EXERCISE ▸ In each listing, substitute "axis-tick" for "tick-label" wherever it occurs and leave every other line unchanged. Don't include the pictures in your answer.

— start of RECORDS SUPPLIED —

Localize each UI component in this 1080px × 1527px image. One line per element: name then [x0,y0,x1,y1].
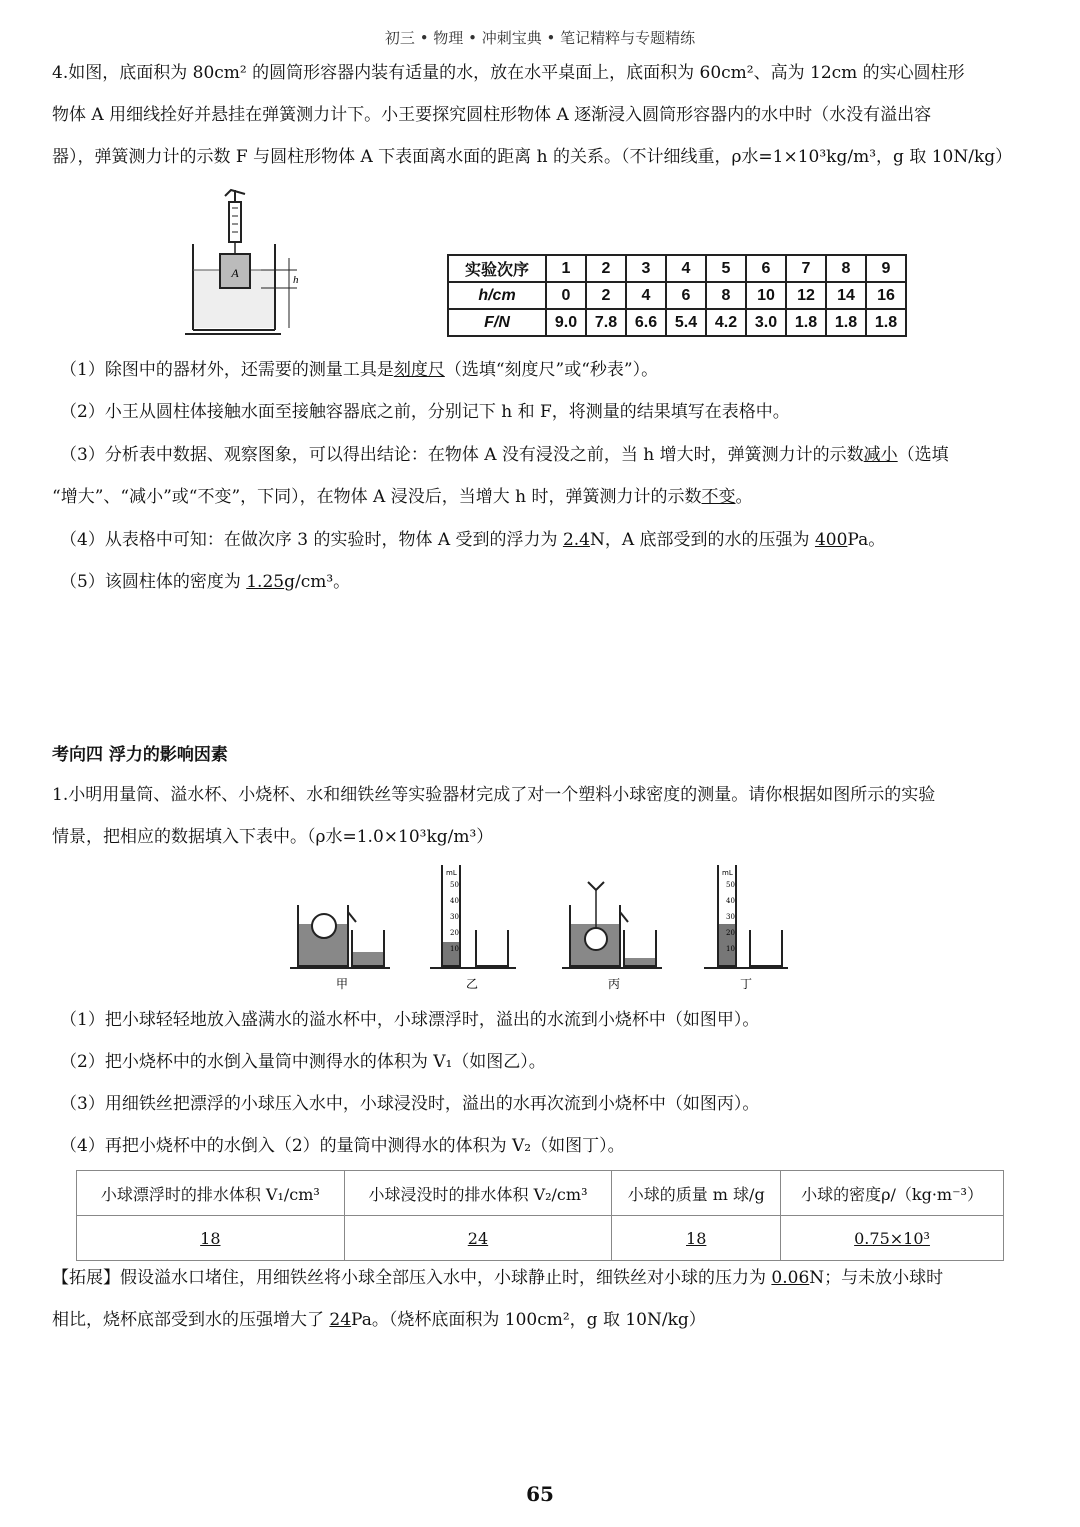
object-a-label: A [231,266,239,280]
q1-sub4: （4）再把小烧杯中的水倒入（2）的量筒中测得水的体积为 V₂（如图丁）。 [60,1136,625,1156]
page-header: 初三 • 物理 • 冲刺宝典 • 笔记精粹与专题精练 [384,29,696,47]
q1-line1: 1.小明用量筒、溢水杯、小烧杯、水和细铁丝等实验器材完成了对一个塑料小球密度的测量。请你根据如图所示的实验 [52,785,936,805]
tick-label: 10 [450,945,459,953]
table-cell: 5.4 [666,309,706,336]
tick-label: 50 [450,881,459,889]
spring-scale-figure [185,188,305,338]
q4-line1: 4.如图，底面积为 80cm² 的圆筒形容器内装有适量的水，放在水平桌面上，底面积为 60cm²、高为 12cm 的实心圆柱形 [52,63,965,83]
table-cell: 2 [586,282,626,309]
answer-blank: 2.4 [562,530,590,550]
figure-label-jia: 甲 [335,977,349,991]
table-row [448,255,906,282]
answer-blank: 减小 [863,445,898,465]
table-cell: 9 [866,255,906,282]
tick-label: 40 [450,897,459,905]
table-cell: 7.8 [586,309,626,336]
q1-sub3: （3）用细铁丝把漂浮的小球压入水中，小球浸没时，溢出的水再次流到小烧杯中（如图丙）。 [60,1094,760,1114]
q4-sub5-unit: g/cm³。 [284,572,351,592]
table-cell: 7 [786,255,826,282]
table-cell: 1.8 [826,309,866,336]
table-cell: 24 [344,1216,612,1261]
tick-label: 20 [726,929,735,937]
table-cell: 10 [746,282,786,309]
answer-blank: 刻度尺 [393,360,445,380]
table-cell: 6 [666,282,706,309]
table-cell: 2 [586,255,626,282]
figure-bing [562,882,662,991]
table-cell: 6.6 [626,309,666,336]
table-cell: 16 [866,282,906,309]
answer-blank: 400 [814,530,848,550]
q4-sub3-hint: （选填 [897,445,949,465]
q4-sub5 [60,567,350,597]
extension-text3: 相比，烧杯底部受到水的压强增大了 [52,1310,330,1330]
table-row [448,282,906,309]
overflow-cup-figure [290,860,790,995]
q4-sub3-text2: “增大”、“减小”或“不变”，下同），在物体 A 浸没后，当增大 h 时，弹簧测力计的示数 [52,487,702,507]
q4-sub3-text: （3）分析表中数据、观察图象，可以得出结论：在物体 A 没有浸没之前，当 h 增大时，弹簧测力计的示数 [60,445,864,465]
table-cell: 4.2 [706,309,746,336]
cylinder-unit-label: mL [722,869,733,877]
section-title: 考向四 浮力的影响因素 [52,745,228,765]
table-header: 小球漂浮时的排水体积 V₁/cm³ [77,1171,345,1216]
table-cell: F/N [448,309,546,336]
extension-line2 [52,1305,706,1335]
tick-label: 40 [726,897,735,905]
table-cell: 4 [626,282,666,309]
q1-answer-table [76,1170,1004,1261]
answer-blank: 不变 [701,487,736,507]
answer-blank: 24 [329,1310,352,1330]
cylinder-unit-label: mL [446,869,457,877]
q4-sub1-text: （1）除图中的器材外，还需要的测量工具是 [60,360,394,380]
q4-sub4 [60,525,885,555]
figure-label-ding: 丁 [739,977,753,991]
q4-line3: 器），弹簧测力计的示数 F 与圆柱形物体 A 下表面离水面的距离 h 的关系。（不计细线重，ρ水=1×10³kg/m³，g 取 10N/kg） [52,147,1013,167]
table-cell: h/cm [448,282,546,309]
table-header: 小球浸没时的排水体积 V₂/cm³ [344,1171,612,1216]
figure-ding [704,865,788,991]
q4-sub1-hint: （选填“刻度尺”或“秒表”）。 [444,360,659,380]
tick-label: 30 [726,913,735,921]
table-row [448,309,906,336]
q4-sub3-end: 。 [735,487,753,507]
table-cell: 14 [826,282,866,309]
table-cell: 1.8 [786,309,826,336]
answer-blank: 0.06 [771,1268,810,1288]
table-cell: 0.75×10³ [781,1216,1004,1261]
page-number: 65 [526,1482,554,1506]
table-cell: 5 [706,255,746,282]
table-cell: 1.8 [866,309,906,336]
q4-sub5-text: （5）该圆柱体的密度为 [60,572,247,592]
table-cell: 6 [746,255,786,282]
extension-text: 【拓展】假设溢水口堵住，用细铁丝将小球全部压入水中，小球静止时，细铁丝对小球的压力为 [52,1268,772,1288]
q4-sub2: （2）小王从圆柱体接触水面至接触容器底之前，分别记下 h 和 F，将测量的结果填写在表格中。 [60,402,790,422]
extension-line1 [52,1263,943,1293]
table-cell: 12 [786,282,826,309]
table-cell: 9.0 [546,309,586,336]
table-cell: 8 [706,282,746,309]
tick-label: 30 [450,913,459,921]
figure-jia [290,905,390,991]
q4-sub3-line2 [52,482,753,512]
answer-blank: 1.25 [246,572,285,592]
tick-label: 50 [726,881,735,889]
q4-sub4-text: （4）从表格中可知：在做次序 3 的实验时，物体 A 受到的浮力为 [60,530,563,550]
q4-sub4-text2: N，A 底部受到的水的压强为 [589,530,815,550]
table-cell: 3 [626,255,666,282]
table-cell: 0 [546,282,586,309]
q4-sub1 [60,355,658,385]
table-cell: 3.0 [746,309,786,336]
q1-sub1: （1）把小球轻轻地放入盛满水的溢水杯中，小球漂浮时，溢出的水流到小烧杯中（如图甲）。 [60,1010,760,1030]
depth-h-label: h [293,274,299,286]
table-cell: 4 [666,255,706,282]
table-cell: 8 [826,255,866,282]
extension-text2: N；与未放小球时 [809,1268,944,1288]
q1-line2: 情景，把相应的数据填入下表中。（ρ水=1.0×10³kg/m³） [52,827,494,847]
figure-label-bing: 丙 [607,977,621,991]
q1-sub2: （2）把小烧杯中的水倒入量筒中测得水的体积为 V₁（如图乙）。 [60,1052,546,1072]
table-cell: 实验次序 [448,255,546,282]
extension-text4: Pa。（烧杯底面积为 100cm²，g 取 10N/kg） [351,1310,706,1330]
table-cell: 18 [77,1216,345,1261]
q4-line2: 物体 A 用细线拴好并悬挂在弹簧测力计下。小王要探究圆柱形物体 A 逐渐浸入圆筒形容器内的水中时（水没有溢出容 [52,105,932,125]
figure-yi [430,865,516,991]
table-row [77,1171,1004,1216]
table-cell: 1 [546,255,586,282]
q4-sub4-unit: Pa。 [847,530,886,550]
tick-label: 10 [726,945,735,953]
table-row [77,1216,1004,1261]
q4-sub3-line1 [60,440,949,470]
q4-data-table [447,254,907,337]
figure-label-yi: 乙 [465,977,479,991]
table-header: 小球的质量 m 球/g [612,1171,781,1216]
tick-label: 20 [450,929,459,937]
table-cell: 18 [612,1216,781,1261]
table-header: 小球的密度ρ/（kg·m⁻³） [781,1171,1004,1216]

— end of RECORDS SUPPLIED —

THE RESPONSE ▸
Localize each UI component in this 1080px × 1527px image. One line per element: name then [x0,y0,x1,y1].
object-a-label: A [231,266,239,280]
q1-sub4: （4）再把小烧杯中的水倒入（2）的量筒中测得水的体积为 V₂（如图丁）。 [60,1136,625,1156]
page-header: 初三 • 物理 • 冲刺宝典 • 笔记精粹与专题精练 [384,29,696,47]
q1-line1: 1.小明用量筒、溢水杯、小烧杯、水和细铁丝等实验器材完成了对一个塑料小球密度的测量。请你根据如图所示的实验 [52,785,936,805]
axis-tick: 10 [450,945,459,953]
table-cell: 5.4 [666,309,706,336]
axis-tick: 50 [450,881,459,889]
spring-scale-figure [185,188,305,338]
q4-line1: 4.如图，底面积为 80cm² 的圆筒形容器内装有适量的水，放在水平桌面上，底面积为 60cm²、高为 12cm 的实心圆柱形 [52,63,965,83]
table-cell: 2 [586,282,626,309]
answer-blank: 2.4 [562,530,590,550]
figure-label-jia: 甲 [335,977,349,991]
table-row [448,255,906,282]
answer-blank: 减小 [863,445,898,465]
table-cell: 9 [866,255,906,282]
axis-tick: 40 [450,897,459,905]
table-cell: 7.8 [586,309,626,336]
q1-sub3: （3）用细铁丝把漂浮的小球压入水中，小球浸没时，溢出的水再次流到小烧杯中（如图丙）。 [60,1094,760,1114]
q4-sub5-unit: g/cm³。 [284,572,351,592]
table-cell: 7 [786,255,826,282]
table-cell: 1.8 [826,309,866,336]
table-cell: 24 [344,1216,612,1261]
axis-tick: 20 [726,929,735,937]
table-cell: 10 [746,282,786,309]
answer-blank: 刻度尺 [393,360,445,380]
table-cell: 6 [666,282,706,309]
table-cell: 2 [586,255,626,282]
figure-bing [562,882,662,991]
table-cell: 6.6 [626,309,666,336]
table-cell: 16 [866,282,906,309]
answer-blank: 400 [814,530,848,550]
q4-sub3-hint: （选填 [897,445,949,465]
q4-sub5 [60,567,350,597]
extension-text3: 相比，烧杯底部受到水的压强增大了 [52,1310,330,1330]
table-row [448,282,906,309]
overflow-cup-figure [290,860,790,995]
q4-sub3-text2: “增大”、“减小”或“不变”，下同），在物体 A 浸没后，当增大 h 时，弹簧测力计的示数 [52,487,702,507]
q4-sub3-text: （3）分析表中数据、观察图象，可以得出结论：在物体 A 没有浸没之前，当 h 增大时，弹簧测力计的示数 [60,445,864,465]
table-cell: 4.2 [706,309,746,336]
cylinder-unit-label: mL [722,869,733,877]
section-title: 考向四 浮力的影响因素 [52,745,228,765]
table-header: 小球漂浮时的排水体积 V₁/cm³ [77,1171,345,1216]
table-cell: F/N [448,309,546,336]
extension-line2 [52,1305,706,1335]
axis-tick: 40 [726,897,735,905]
table-cell: 4 [626,282,666,309]
q1-answer-table [76,1170,1004,1261]
answer-blank: 不变 [701,487,736,507]
answer-blank: 24 [329,1310,352,1330]
cylinder-unit-label: mL [446,869,457,877]
q4-sub1-text: （1）除图中的器材外，还需要的测量工具是 [60,360,394,380]
q4-sub4 [60,525,885,555]
figure-label-ding: 丁 [739,977,753,991]
q4-line3: 器），弹簧测力计的示数 F 与圆柱形物体 A 下表面离水面的距离 h 的关系。（不计细线重，ρ水=1×10³kg/m³，g 取 10N/kg） [52,147,1013,167]
table-cell: h/cm [448,282,546,309]
table-header: 小球浸没时的排水体积 V₂/cm³ [344,1171,612,1216]
figure-ding [704,865,788,991]
q4-sub1-hint: （选填“刻度尺”或“秒表”）。 [444,360,659,380]
axis-tick: 30 [726,913,735,921]
table-row [448,309,906,336]
q4-sub3-end: 。 [735,487,753,507]
table-cell: 14 [826,282,866,309]
table-cell: 1.8 [786,309,826,336]
answer-blank: 0.06 [771,1268,810,1288]
table-cell: 0.75×10³ [781,1216,1004,1261]
page-number: 65 [526,1482,554,1506]
table-cell: 5 [706,255,746,282]
table-cell: 1.8 [866,309,906,336]
q4-sub5-text: （5）该圆柱体的密度为 [60,572,247,592]
table-cell: 6 [746,255,786,282]
extension-text: 【拓展】假设溢水口堵住，用细铁丝将小球全部压入水中，小球静止时，细铁丝对小球的压力为 [52,1268,772,1288]
q4-sub2: （2）小王从圆柱体接触水面至接触容器底之前，分别记下 h 和 F，将测量的结果填写在表格中。 [60,402,790,422]
extension-line1 [52,1263,943,1293]
table-cell: 12 [786,282,826,309]
table-cell: 9.0 [546,309,586,336]
table-cell: 8 [706,282,746,309]
axis-tick: 30 [450,913,459,921]
figure-jia [290,905,390,991]
q4-sub3-line2 [52,482,753,512]
answer-blank: 1.25 [246,572,285,592]
axis-tick: 50 [726,881,735,889]
q4-sub4-text: （4）从表格中可知：在做次序 3 的实验时，物体 A 受到的浮力为 [60,530,563,550]
q4-sub4-text2: N，A 底部受到的水的压强为 [589,530,815,550]
table-cell: 3 [626,255,666,282]
table-cell: 0 [546,282,586,309]
q4-sub1 [60,355,658,385]
table-cell: 3.0 [746,309,786,336]
q1-sub1: （1）把小球轻轻地放入盛满水的溢水杯中，小球漂浮时，溢出的水流到小烧杯中（如图甲）。 [60,1010,760,1030]
depth-h-label: h [293,274,299,286]
table-cell: 4 [666,255,706,282]
table-cell: 8 [826,255,866,282]
extension-text2: N；与未放小球时 [809,1268,944,1288]
q1-line2: 情景，把相应的数据填入下表中。（ρ水=1.0×10³kg/m³） [52,827,494,847]
figure-label-bing: 丙 [607,977,621,991]
q1-sub2: （2）把小烧杯中的水倒入量筒中测得水的体积为 V₁（如图乙）。 [60,1052,546,1072]
table-cell: 实验次序 [448,255,546,282]
extension-text4: Pa。（烧杯底面积为 100cm²，g 取 10N/kg） [351,1310,706,1330]
table-cell: 18 [77,1216,345,1261]
q4-line2: 物体 A 用细线拴好并悬挂在弹簧测力计下。小王要探究圆柱形物体 A 逐渐浸入圆筒形容器内的水中时（水没有溢出容 [52,105,932,125]
figure-yi [430,865,516,991]
table-row [77,1171,1004,1216]
table-cell: 1 [546,255,586,282]
q4-sub4-unit: Pa。 [847,530,886,550]
axis-tick: 10 [726,945,735,953]
table-row [77,1216,1004,1261]
q4-sub3-line1 [60,440,949,470]
q4-data-table [447,254,907,337]
figure-label-yi: 乙 [465,977,479,991]
table-header: 小球的质量 m 球/g [612,1171,781,1216]
axis-tick: 20 [450,929,459,937]
table-cell: 18 [612,1216,781,1261]
table-header: 小球的密度ρ/（kg·m⁻³） [781,1171,1004,1216]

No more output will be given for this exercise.